Give the number of lines in this listing that contain the word "Anlage", and nothing else.

::: Record extracts :::

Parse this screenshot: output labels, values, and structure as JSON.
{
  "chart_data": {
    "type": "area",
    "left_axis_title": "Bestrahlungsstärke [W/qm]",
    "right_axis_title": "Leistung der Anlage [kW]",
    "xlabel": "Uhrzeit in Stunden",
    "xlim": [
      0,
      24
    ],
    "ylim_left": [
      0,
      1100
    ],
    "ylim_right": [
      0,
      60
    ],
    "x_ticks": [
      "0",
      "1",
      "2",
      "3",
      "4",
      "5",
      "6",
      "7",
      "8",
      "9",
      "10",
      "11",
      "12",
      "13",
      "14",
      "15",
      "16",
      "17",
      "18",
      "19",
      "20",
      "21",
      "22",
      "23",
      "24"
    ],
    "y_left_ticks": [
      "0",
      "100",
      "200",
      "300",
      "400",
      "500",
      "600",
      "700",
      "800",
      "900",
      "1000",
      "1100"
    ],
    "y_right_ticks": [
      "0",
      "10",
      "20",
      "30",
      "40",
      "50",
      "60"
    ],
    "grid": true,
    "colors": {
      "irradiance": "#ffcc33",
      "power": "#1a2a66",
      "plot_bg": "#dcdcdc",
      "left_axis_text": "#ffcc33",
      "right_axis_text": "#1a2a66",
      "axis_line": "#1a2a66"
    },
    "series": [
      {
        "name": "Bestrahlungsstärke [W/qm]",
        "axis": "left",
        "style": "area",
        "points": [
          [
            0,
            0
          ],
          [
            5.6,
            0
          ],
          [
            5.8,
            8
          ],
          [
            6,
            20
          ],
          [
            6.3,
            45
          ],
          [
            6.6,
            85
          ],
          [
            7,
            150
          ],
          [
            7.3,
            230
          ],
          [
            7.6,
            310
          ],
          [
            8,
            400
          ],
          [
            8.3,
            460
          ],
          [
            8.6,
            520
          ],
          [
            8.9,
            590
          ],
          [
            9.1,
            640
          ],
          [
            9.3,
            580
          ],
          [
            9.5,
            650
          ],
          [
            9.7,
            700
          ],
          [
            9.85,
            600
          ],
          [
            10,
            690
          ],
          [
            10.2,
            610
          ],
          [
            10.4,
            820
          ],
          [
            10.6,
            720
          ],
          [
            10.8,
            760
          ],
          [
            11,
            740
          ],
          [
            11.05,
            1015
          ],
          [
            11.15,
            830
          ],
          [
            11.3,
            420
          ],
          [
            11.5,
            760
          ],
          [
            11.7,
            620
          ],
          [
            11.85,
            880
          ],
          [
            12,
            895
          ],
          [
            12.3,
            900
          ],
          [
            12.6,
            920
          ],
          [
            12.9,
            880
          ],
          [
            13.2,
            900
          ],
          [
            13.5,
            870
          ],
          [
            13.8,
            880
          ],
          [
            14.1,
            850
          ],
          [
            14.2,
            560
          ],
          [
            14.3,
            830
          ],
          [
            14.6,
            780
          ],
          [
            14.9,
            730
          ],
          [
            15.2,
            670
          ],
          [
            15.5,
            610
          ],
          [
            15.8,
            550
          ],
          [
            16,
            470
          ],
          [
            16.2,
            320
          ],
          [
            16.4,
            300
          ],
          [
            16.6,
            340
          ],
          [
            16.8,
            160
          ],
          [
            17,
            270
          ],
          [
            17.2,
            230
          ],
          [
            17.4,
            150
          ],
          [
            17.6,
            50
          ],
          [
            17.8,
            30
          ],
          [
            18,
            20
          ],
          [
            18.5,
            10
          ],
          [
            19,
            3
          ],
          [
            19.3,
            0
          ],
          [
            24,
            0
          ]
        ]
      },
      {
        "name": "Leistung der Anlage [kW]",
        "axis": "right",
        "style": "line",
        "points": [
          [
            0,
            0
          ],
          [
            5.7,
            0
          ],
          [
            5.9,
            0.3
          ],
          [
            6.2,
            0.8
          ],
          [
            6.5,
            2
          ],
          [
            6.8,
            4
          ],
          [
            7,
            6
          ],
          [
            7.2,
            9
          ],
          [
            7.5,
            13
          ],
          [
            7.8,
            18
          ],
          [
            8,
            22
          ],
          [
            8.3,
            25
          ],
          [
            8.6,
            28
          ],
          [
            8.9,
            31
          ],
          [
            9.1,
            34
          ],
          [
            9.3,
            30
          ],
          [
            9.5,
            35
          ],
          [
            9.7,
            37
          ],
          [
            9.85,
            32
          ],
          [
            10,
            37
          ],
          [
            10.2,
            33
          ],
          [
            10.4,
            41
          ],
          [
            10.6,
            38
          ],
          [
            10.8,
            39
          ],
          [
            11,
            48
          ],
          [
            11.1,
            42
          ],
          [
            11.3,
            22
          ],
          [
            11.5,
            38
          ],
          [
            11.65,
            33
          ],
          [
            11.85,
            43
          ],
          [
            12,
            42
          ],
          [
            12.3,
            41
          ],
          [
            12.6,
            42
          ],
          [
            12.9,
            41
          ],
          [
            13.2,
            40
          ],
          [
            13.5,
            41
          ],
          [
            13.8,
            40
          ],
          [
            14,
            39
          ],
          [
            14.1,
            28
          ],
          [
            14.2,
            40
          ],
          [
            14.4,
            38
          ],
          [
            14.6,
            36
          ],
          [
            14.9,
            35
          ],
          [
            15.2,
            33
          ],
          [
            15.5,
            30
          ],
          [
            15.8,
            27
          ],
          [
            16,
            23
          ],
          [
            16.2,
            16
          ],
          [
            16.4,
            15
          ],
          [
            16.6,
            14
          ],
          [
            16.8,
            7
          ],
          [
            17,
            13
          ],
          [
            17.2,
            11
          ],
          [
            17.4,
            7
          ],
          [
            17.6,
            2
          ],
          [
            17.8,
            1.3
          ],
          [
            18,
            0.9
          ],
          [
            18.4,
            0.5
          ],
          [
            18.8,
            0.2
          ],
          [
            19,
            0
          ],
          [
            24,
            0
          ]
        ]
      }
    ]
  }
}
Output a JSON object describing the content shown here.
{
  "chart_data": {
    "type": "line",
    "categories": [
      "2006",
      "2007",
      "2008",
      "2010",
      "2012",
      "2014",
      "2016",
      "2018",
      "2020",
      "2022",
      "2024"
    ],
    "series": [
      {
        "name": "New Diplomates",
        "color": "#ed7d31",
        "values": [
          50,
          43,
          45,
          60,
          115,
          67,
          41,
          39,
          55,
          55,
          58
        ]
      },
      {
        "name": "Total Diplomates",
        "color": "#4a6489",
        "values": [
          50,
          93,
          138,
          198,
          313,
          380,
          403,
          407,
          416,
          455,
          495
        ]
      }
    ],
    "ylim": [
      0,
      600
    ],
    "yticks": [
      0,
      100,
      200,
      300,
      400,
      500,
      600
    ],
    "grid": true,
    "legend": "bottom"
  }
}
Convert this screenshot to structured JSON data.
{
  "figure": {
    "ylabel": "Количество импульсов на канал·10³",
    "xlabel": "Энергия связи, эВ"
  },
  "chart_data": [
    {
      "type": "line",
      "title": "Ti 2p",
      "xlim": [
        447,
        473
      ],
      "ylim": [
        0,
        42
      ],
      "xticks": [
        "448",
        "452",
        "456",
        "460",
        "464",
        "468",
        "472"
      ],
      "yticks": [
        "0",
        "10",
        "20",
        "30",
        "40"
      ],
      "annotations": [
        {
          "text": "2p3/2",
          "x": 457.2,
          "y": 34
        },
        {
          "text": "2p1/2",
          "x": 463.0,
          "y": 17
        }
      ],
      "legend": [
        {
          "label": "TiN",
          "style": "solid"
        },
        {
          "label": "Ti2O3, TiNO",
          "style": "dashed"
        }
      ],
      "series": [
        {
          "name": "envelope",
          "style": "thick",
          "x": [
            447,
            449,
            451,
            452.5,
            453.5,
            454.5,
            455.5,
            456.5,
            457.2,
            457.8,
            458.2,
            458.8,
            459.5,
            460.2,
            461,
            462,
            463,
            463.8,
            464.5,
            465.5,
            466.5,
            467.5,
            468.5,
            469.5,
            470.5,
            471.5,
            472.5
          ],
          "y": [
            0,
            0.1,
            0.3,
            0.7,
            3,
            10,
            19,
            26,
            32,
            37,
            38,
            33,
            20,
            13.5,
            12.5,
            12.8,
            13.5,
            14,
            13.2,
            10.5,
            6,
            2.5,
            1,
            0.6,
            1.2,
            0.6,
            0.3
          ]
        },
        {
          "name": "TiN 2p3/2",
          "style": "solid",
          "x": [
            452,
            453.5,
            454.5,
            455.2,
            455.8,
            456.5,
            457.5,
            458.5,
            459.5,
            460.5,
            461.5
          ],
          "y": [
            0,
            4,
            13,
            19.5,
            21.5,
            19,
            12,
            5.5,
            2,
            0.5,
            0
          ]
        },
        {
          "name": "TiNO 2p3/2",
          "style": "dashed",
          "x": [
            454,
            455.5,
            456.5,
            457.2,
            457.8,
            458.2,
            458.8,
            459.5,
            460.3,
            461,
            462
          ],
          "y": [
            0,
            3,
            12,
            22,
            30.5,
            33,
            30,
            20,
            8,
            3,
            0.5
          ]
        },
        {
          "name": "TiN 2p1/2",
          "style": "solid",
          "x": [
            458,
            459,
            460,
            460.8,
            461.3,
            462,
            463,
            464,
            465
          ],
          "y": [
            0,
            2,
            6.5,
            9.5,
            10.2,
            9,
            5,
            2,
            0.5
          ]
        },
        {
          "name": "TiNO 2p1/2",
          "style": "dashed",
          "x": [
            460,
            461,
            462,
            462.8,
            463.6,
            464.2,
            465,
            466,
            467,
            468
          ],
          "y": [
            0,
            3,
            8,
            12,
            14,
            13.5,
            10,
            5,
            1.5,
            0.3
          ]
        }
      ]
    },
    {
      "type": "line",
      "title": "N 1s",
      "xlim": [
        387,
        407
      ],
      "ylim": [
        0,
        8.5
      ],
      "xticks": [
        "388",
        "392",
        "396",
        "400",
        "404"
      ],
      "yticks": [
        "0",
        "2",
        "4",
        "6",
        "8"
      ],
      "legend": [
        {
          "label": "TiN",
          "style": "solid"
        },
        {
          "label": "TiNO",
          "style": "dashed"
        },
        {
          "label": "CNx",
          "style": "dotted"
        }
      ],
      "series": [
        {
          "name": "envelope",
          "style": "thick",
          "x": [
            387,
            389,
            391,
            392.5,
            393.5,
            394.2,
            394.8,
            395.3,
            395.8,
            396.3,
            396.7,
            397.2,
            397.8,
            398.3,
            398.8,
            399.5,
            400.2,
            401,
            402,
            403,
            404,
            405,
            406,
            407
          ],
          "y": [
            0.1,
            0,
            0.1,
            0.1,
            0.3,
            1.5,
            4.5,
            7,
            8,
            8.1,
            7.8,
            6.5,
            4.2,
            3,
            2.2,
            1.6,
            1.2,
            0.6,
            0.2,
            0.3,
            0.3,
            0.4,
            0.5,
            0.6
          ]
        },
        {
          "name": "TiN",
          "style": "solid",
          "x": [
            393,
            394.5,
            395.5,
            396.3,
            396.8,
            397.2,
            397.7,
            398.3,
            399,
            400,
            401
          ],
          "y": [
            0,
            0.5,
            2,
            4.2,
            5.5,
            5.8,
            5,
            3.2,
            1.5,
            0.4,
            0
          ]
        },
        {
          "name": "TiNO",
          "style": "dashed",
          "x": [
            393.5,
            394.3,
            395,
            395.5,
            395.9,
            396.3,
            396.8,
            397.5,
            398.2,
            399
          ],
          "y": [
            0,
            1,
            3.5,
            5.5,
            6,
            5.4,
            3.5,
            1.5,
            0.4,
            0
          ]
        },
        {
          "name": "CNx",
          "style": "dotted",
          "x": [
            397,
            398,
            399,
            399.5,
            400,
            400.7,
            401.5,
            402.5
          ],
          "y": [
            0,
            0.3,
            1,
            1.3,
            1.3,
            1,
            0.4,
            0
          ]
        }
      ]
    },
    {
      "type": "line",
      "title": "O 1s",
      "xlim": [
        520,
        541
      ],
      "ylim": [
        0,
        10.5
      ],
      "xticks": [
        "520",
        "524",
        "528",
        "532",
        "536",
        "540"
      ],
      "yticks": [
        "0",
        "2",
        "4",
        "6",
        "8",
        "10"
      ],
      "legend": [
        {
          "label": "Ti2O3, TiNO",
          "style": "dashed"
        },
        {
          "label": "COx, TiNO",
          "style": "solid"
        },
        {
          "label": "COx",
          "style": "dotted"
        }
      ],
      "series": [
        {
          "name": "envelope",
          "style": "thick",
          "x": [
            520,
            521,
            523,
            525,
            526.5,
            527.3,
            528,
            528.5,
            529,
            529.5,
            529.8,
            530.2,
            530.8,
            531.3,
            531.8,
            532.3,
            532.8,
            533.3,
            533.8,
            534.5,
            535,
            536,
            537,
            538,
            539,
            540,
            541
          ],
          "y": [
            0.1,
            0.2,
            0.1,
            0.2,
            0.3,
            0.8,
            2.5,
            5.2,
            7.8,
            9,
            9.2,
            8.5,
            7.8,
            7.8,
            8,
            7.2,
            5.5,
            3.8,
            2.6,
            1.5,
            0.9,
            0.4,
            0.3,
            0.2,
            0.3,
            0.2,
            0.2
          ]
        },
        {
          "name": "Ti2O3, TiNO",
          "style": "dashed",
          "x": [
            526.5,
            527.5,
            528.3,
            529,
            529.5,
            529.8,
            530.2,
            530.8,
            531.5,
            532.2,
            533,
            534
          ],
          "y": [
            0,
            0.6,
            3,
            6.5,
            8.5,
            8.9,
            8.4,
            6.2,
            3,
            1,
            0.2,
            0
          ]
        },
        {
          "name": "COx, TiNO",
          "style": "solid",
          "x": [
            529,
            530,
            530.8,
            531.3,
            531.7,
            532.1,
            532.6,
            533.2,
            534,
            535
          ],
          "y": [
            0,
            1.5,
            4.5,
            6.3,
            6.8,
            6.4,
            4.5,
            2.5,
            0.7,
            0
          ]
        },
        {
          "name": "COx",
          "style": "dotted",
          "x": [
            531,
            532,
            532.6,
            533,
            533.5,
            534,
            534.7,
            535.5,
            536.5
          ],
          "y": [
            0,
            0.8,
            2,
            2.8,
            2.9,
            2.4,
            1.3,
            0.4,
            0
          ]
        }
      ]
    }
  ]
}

:::

§ **Written answer**
2